> Your objective:
Transcribe precisely those lines of the listing that fall between the line containing "What does this" and the last line, inclusive of both.

> Data records:

■ ■ ■ ■ ■

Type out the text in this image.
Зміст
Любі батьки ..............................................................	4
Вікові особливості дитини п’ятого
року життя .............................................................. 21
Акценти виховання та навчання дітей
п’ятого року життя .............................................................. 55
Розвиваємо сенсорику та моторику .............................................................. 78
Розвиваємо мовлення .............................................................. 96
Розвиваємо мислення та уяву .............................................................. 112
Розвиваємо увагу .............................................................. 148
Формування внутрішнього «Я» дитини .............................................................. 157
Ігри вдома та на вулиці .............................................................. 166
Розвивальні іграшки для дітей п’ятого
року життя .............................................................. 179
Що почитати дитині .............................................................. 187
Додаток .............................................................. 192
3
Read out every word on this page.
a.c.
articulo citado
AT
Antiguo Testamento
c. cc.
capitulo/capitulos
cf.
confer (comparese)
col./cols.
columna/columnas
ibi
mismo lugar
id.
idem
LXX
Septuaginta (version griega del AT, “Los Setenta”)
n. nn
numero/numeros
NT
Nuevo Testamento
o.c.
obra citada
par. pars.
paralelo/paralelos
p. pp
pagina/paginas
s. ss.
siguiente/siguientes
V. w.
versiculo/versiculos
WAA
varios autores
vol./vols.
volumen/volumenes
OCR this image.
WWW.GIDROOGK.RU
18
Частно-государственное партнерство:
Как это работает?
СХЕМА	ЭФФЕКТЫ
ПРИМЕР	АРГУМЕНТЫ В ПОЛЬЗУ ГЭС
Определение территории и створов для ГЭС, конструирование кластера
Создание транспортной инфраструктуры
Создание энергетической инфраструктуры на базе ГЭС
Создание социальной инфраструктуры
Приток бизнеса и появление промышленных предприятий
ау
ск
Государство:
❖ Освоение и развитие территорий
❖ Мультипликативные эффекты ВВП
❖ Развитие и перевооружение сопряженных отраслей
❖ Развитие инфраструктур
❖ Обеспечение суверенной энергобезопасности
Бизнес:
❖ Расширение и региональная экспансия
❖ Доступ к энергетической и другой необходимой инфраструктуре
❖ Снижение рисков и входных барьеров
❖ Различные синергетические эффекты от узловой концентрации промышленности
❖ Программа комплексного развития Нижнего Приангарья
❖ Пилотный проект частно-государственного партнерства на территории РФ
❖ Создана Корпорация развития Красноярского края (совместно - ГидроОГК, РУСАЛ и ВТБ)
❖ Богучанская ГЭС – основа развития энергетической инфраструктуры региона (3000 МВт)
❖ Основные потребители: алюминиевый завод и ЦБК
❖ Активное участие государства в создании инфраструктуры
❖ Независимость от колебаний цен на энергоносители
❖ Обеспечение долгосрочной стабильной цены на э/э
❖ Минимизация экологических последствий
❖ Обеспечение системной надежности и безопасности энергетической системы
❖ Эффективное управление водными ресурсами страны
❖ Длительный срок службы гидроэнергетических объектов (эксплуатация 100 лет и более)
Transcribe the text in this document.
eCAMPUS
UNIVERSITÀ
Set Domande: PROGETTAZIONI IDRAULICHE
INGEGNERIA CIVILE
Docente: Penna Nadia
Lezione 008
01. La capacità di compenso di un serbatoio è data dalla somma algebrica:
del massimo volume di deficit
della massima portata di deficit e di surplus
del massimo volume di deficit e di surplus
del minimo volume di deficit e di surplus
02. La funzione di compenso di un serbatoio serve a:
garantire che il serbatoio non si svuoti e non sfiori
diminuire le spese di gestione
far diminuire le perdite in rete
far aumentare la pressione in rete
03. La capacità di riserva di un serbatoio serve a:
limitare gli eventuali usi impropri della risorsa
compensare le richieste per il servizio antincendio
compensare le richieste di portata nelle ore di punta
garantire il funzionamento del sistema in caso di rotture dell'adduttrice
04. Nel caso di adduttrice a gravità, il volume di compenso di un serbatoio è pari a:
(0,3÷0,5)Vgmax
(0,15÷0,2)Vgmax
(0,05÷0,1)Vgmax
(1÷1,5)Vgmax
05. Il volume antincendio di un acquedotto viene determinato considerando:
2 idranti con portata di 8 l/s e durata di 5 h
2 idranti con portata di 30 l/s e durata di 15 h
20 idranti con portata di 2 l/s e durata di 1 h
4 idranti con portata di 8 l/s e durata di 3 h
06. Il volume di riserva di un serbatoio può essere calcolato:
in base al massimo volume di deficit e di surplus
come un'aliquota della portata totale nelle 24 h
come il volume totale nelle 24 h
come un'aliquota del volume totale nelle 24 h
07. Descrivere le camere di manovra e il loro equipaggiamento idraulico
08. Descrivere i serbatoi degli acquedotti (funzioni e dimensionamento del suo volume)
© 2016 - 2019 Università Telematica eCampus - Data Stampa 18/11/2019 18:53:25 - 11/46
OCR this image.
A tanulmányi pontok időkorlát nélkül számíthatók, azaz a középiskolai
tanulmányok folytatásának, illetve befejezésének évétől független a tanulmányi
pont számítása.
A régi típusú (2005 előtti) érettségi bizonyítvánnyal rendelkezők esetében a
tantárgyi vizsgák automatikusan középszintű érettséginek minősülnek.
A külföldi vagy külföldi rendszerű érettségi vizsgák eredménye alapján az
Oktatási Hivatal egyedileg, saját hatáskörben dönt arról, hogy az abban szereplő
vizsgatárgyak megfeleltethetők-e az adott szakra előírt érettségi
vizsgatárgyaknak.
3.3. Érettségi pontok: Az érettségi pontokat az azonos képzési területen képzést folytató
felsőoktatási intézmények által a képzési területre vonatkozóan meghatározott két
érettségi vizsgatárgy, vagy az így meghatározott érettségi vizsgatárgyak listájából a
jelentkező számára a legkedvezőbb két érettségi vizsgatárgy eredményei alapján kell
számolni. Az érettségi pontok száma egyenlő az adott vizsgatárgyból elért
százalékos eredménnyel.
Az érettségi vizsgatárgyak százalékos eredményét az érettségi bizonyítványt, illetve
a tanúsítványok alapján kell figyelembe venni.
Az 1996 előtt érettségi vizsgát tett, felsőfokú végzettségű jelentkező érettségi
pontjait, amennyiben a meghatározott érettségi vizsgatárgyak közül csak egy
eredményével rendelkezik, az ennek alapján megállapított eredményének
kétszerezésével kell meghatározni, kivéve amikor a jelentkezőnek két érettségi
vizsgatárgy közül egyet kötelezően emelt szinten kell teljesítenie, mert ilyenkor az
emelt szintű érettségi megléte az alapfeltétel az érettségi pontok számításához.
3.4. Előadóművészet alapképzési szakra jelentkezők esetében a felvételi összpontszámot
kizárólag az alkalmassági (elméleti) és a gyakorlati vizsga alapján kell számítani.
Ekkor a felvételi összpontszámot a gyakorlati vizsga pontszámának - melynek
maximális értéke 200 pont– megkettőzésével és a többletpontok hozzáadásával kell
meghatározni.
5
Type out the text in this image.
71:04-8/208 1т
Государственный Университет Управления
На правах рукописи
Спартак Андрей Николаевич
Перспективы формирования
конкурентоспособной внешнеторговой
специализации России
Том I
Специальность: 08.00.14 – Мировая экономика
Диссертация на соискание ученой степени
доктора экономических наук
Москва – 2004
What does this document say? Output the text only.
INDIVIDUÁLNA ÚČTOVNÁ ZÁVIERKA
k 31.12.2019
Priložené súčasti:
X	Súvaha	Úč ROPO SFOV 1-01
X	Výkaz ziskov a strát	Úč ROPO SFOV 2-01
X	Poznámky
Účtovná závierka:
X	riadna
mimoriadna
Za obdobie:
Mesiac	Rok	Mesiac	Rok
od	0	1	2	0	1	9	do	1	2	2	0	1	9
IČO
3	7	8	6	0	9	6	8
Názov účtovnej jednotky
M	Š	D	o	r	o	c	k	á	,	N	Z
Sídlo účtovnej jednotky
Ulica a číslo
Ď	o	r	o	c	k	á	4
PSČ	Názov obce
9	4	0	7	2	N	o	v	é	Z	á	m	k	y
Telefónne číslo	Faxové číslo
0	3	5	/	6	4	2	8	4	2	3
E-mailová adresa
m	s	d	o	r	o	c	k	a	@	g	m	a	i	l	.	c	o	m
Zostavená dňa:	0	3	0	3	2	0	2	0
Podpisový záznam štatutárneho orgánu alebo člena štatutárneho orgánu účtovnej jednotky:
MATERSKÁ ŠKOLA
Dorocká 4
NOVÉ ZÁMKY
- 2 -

■ ■ ■ ■ ■

> Solution for this task:
What does this document say? Output the text only.
INDIVIDUÁLNA ÚČTOVNÁ ZÁVIERKA
k 31.12.2019
Priložené súčasti:
X	Súvaha	Úč ROPO SFOV 1-01
X	Výkaz ziskov a strát	Úč ROPO SFOV 2-01
X	Poznámky
Účtovná závierka:
X	riadna
mimoriadna
Za obdobie:
Mesiac	Rok	Mesiac	Rok
od	0	1	2	0	1	9	do	1	2	2	0	1	9
IČO
3	7	8	6	0	9	6	8
Názov účtovnej jednotky
M	Š	D	o	r	o	c	k	á	,	N	Z
Sídlo účtovnej jednotky
Ulica a číslo
Ď	o	r	o	c	k	á	4
PSČ	Názov obce
9	4	0	7	2	N	o	v	é	Z	á	m	k	y
Telefónne číslo	Faxové číslo
0	3	5	/	6	4	2	8	4	2	3
E-mailová adresa
m	s	d	o	r	o	c	k	a	@	g	m	a	i	l	.	c	o	m
Zostavená dňa:	0	3	0	3	2	0	2	0
Podpisový záznam štatutárneho orgánu alebo člena štatutárneho orgánu účtovnej jednotky:
MATERSKÁ ŠKOLA
Dorocká 4
NOVÉ ZÁMKY
- 2 -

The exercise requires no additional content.